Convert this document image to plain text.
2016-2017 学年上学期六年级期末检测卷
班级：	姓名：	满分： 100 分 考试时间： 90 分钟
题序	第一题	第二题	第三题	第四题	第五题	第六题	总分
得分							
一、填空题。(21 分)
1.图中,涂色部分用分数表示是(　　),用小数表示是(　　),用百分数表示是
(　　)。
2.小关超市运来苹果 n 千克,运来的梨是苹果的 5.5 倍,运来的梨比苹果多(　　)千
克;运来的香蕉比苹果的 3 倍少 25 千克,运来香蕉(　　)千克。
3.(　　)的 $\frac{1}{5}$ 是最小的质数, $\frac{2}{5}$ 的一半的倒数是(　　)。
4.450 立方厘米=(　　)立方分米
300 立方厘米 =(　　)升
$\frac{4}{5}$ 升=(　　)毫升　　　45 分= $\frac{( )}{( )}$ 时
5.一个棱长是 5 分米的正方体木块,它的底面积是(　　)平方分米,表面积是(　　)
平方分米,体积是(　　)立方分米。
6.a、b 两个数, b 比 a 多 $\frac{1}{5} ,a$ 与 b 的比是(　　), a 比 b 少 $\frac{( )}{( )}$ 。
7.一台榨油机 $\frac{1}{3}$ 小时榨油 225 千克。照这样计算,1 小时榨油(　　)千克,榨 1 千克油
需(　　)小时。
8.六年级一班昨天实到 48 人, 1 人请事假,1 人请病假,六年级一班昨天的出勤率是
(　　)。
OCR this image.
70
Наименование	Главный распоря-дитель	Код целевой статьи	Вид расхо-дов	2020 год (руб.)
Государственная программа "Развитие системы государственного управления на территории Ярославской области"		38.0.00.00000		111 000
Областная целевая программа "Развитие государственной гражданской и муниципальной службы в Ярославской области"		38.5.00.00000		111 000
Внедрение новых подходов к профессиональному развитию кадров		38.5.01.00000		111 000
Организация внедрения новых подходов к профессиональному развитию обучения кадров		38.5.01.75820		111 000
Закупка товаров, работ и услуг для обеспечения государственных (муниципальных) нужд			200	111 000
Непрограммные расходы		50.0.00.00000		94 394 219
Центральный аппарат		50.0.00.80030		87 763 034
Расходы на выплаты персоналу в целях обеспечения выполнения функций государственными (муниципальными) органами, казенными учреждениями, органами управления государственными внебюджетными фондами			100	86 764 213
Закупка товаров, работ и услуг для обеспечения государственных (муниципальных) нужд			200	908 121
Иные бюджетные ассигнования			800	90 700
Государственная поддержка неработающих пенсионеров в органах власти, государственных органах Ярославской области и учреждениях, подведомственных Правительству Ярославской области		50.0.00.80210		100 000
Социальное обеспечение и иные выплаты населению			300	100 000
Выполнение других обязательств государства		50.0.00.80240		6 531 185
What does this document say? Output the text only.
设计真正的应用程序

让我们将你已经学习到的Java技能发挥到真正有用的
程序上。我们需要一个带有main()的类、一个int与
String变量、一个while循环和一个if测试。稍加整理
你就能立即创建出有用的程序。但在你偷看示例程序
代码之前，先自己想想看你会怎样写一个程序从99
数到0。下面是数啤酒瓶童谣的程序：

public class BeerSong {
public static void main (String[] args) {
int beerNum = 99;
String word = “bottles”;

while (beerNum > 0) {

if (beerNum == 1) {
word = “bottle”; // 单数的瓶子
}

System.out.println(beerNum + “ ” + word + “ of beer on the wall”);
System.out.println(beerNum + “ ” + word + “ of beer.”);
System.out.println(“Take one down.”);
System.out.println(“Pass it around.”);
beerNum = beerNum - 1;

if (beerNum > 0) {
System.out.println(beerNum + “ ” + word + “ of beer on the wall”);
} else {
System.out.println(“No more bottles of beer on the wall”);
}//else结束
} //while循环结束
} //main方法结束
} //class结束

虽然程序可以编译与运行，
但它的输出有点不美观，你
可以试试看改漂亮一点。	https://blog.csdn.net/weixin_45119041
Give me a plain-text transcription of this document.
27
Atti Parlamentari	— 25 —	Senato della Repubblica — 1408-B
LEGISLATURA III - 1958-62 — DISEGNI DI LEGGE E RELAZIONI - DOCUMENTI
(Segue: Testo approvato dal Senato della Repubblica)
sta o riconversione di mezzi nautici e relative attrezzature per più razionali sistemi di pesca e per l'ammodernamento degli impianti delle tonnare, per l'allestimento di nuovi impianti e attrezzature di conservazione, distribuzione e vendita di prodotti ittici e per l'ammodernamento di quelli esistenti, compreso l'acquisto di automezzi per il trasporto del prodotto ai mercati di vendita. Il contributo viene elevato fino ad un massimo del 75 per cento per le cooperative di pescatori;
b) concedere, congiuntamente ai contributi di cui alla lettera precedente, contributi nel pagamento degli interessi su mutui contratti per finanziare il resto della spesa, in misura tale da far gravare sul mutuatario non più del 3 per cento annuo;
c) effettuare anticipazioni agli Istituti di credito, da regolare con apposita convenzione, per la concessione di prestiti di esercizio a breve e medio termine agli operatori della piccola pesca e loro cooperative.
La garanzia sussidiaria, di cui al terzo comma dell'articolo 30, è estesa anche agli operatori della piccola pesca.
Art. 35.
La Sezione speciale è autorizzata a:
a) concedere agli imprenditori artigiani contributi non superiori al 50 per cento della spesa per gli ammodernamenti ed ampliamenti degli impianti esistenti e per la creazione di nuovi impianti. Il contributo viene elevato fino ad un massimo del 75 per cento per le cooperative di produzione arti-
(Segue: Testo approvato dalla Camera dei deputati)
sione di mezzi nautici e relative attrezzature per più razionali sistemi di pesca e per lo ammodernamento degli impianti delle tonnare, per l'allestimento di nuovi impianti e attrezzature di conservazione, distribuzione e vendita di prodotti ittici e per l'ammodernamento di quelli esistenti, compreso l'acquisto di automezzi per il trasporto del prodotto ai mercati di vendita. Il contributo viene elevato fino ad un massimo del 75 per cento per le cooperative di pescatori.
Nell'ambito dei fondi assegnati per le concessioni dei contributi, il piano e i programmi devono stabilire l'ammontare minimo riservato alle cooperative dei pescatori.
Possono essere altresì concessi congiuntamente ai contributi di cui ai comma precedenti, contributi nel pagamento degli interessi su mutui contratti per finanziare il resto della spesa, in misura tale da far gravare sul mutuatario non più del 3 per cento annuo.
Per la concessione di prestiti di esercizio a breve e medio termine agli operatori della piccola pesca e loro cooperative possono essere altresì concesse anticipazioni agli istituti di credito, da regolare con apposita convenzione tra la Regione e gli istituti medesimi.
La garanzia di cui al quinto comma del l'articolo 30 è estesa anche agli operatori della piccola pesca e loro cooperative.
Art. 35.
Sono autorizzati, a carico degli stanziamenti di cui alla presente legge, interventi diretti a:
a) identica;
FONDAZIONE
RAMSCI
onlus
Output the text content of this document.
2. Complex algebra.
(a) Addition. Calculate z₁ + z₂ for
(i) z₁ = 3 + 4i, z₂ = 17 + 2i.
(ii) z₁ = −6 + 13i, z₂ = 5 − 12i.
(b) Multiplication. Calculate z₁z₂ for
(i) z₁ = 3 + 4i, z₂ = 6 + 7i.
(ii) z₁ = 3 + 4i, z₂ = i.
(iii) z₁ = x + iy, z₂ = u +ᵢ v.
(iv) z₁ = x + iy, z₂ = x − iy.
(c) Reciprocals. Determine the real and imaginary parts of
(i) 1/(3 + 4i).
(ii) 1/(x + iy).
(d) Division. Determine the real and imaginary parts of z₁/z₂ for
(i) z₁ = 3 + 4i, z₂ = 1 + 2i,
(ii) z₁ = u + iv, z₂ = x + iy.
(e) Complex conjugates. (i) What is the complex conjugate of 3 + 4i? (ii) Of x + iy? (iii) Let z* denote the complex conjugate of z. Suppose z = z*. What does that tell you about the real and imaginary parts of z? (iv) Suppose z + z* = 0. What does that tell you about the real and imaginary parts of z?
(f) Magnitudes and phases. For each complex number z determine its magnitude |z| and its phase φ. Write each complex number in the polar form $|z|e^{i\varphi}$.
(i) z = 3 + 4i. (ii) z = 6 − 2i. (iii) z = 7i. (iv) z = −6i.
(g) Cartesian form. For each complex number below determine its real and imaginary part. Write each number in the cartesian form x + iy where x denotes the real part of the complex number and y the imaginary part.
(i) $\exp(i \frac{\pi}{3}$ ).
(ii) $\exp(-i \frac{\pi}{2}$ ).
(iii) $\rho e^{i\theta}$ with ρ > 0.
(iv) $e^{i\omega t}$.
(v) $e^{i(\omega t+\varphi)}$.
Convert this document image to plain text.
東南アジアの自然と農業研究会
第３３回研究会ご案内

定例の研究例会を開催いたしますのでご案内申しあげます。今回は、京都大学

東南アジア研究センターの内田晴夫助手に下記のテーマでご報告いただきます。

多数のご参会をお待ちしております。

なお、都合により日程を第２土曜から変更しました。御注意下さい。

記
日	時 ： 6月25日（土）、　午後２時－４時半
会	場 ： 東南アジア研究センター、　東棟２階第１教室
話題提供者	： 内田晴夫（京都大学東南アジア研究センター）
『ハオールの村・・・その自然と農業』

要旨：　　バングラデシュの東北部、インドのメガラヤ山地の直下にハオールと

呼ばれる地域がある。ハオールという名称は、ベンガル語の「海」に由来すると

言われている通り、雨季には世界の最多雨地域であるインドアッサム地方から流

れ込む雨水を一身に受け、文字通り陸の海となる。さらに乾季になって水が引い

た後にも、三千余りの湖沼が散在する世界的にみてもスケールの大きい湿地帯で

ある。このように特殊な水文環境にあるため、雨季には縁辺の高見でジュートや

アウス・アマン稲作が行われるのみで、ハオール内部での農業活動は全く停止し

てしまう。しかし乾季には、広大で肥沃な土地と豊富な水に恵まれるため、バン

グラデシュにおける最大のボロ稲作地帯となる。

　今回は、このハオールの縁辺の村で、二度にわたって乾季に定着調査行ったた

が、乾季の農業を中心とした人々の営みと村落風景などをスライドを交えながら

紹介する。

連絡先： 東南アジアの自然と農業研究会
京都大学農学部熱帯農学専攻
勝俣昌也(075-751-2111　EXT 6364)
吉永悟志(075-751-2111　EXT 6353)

## [INSTRUCTION]
Return only the count of lines in the records that hold the word "Закупка".

## [EXERCISE SOLUTION]
2